What the task requires — Exclude the pictures and return every line exactly as written.

[Figure data in JSON]
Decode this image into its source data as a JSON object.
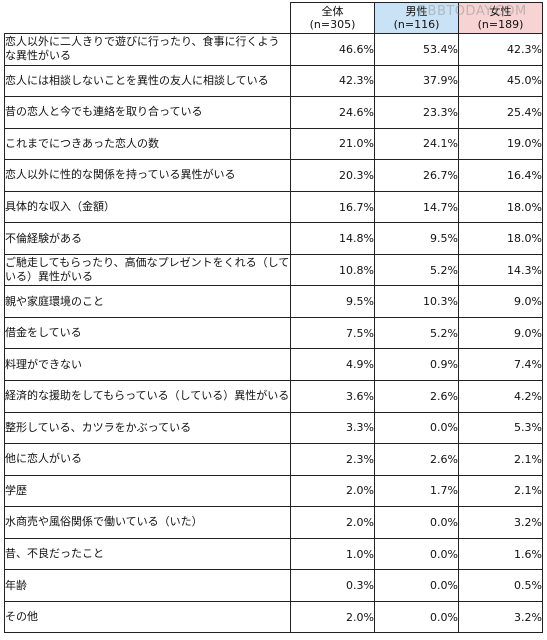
{
  "watermark": "RBBTODAY.COM",
  "header": {
    "total": {
      "label": "全体",
      "n": "(n=305)"
    },
    "male": {
      "label": "男性",
      "n": "(n=116)"
    },
    "female": {
      "label": "女性",
      "n": "(n=189)"
    }
  },
  "colors": {
    "male_header": "#c9e2f6",
    "female_header": "#f8d3d3",
    "border": "#222222"
  },
  "rows": [
    {
      "label": "恋人以外に二人きりで遊びに行ったり、食事に行くような異性がいる",
      "total": "46.6%",
      "male": "53.4%",
      "female": "42.3%"
    },
    {
      "label": "恋人には相談しないことを異性の友人に相談している",
      "total": "42.3%",
      "male": "37.9%",
      "female": "45.0%"
    },
    {
      "label": "昔の恋人と今でも連絡を取り合っている",
      "total": "24.6%",
      "male": "23.3%",
      "female": "25.4%"
    },
    {
      "label": "これまでにつきあった恋人の数",
      "total": "21.0%",
      "male": "24.1%",
      "female": "19.0%"
    },
    {
      "label": "恋人以外に性的な関係を持っている異性がいる",
      "total": "20.3%",
      "male": "26.7%",
      "female": "16.4%"
    },
    {
      "label": "具体的な収入（金額）",
      "total": "16.7%",
      "male": "14.7%",
      "female": "18.0%"
    },
    {
      "label": "不倫経験がある",
      "total": "14.8%",
      "male": "9.5%",
      "female": "18.0%"
    },
    {
      "label": "ご馳走してもらったり、高価なプレゼントをくれる（している）異性がいる",
      "total": "10.8%",
      "male": "5.2%",
      "female": "14.3%"
    },
    {
      "label": "親や家庭環境のこと",
      "total": "9.5%",
      "male": "10.3%",
      "female": "9.0%"
    },
    {
      "label": "借金をしている",
      "total": "7.5%",
      "male": "5.2%",
      "female": "9.0%"
    },
    {
      "label": "料理ができない",
      "total": "4.9%",
      "male": "0.9%",
      "female": "7.4%"
    },
    {
      "label": "経済的な援助をしてもらっている（している）異性がいる",
      "total": "3.6%",
      "male": "2.6%",
      "female": "4.2%"
    },
    {
      "label": "整形している、カツラをかぶっている",
      "total": "3.3%",
      "male": "0.0%",
      "female": "5.3%"
    },
    {
      "label": "他に恋人がいる",
      "total": "2.3%",
      "male": "2.6%",
      "female": "2.1%"
    },
    {
      "label": "学歴",
      "total": "2.0%",
      "male": "1.7%",
      "female": "2.1%"
    },
    {
      "label": "水商売や風俗関係で働いている（いた）",
      "total": "2.0%",
      "male": "0.0%",
      "female": "3.2%"
    },
    {
      "label": "昔、不良だったこと",
      "total": "1.0%",
      "male": "0.0%",
      "female": "1.6%"
    },
    {
      "label": "年齢",
      "total": "0.3%",
      "male": "0.0%",
      "female": "0.5%"
    },
    {
      "label": "その他",
      "total": "2.0%",
      "male": "0.0%",
      "female": "3.2%"
    }
  ]
}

Exercise output —
Decode this image into its source data as a JSON object.
{
  "watermark": "RBBTODAY.COM",
  "header": {
    "total": {
      "label": "全体",
      "n": "(n=305)"
    },
    "male": {
      "label": "男性",
      "n": "(n=116)"
    },
    "female": {
      "label": "女性",
      "n": "(n=189)"
    }
  },
  "colors": {
    "male_header": "#c9e2f6",
    "female_header": "#f8d3d3",
    "border": "#222222"
  },
  "rows": [
    {
      "label": "恋人以外に二人きりで遊びに行ったり、食事に行くような異性がいる",
      "total": "46.6%",
      "male": "53.4%",
      "female": "42.3%"
    },
    {
      "label": "恋人には相談しないことを異性の友人に相談している",
      "total": "42.3%",
      "male": "37.9%",
      "female": "45.0%"
    },
    {
      "label": "昔の恋人と今でも連絡を取り合っている",
      "total": "24.6%",
      "male": "23.3%",
      "female": "25.4%"
    },
    {
      "label": "これまでにつきあった恋人の数",
      "total": "21.0%",
      "male": "24.1%",
      "female": "19.0%"
    },
    {
      "label": "恋人以外に性的な関係を持っている異性がいる",
      "total": "20.3%",
      "male": "26.7%",
      "female": "16.4%"
    },
    {
      "label": "具体的な収入（金額）",
      "total": "16.7%",
      "male": "14.7%",
      "female": "18.0%"
    },
    {
      "label": "不倫経験がある",
      "total": "14.8%",
      "male": "9.5%",
      "female": "18.0%"
    },
    {
      "label": "ご馳走してもらったり、高価なプレゼントをくれる（している）異性がいる",
      "total": "10.8%",
      "male": "5.2%",
      "female": "14.3%"
    },
    {
      "label": "親や家庭環境のこと",
      "total": "9.5%",
      "male": "10.3%",
      "female": "9.0%"
    },
    {
      "label": "借金をしている",
      "total": "7.5%",
      "male": "5.2%",
      "female": "9.0%"
    },
    {
      "label": "料理ができない",
      "total": "4.9%",
      "male": "0.9%",
      "female": "7.4%"
    },
    {
      "label": "経済的な援助をしてもらっている（している）異性がいる",
      "total": "3.6%",
      "male": "2.6%",
      "female": "4.2%"
    },
    {
      "label": "整形している、カツラをかぶっている",
      "total": "3.3%",
      "male": "0.0%",
      "female": "5.3%"
    },
    {
      "label": "他に恋人がいる",
      "total": "2.3%",
      "male": "2.6%",
      "female": "2.1%"
    },
    {
      "label": "学歴",
      "total": "2.0%",
      "male": "1.7%",
      "female": "2.1%"
    },
    {
      "label": "水商売や風俗関係で働いている（いた）",
      "total": "2.0%",
      "male": "0.0%",
      "female": "3.2%"
    },
    {
      "label": "昔、不良だったこと",
      "total": "1.0%",
      "male": "0.0%",
      "female": "1.6%"
    },
    {
      "label": "年齢",
      "total": "0.3%",
      "male": "0.0%",
      "female": "0.5%"
    },
    {
      "label": "その他",
      "total": "2.0%",
      "male": "0.0%",
      "female": "3.2%"
    }
  ]
}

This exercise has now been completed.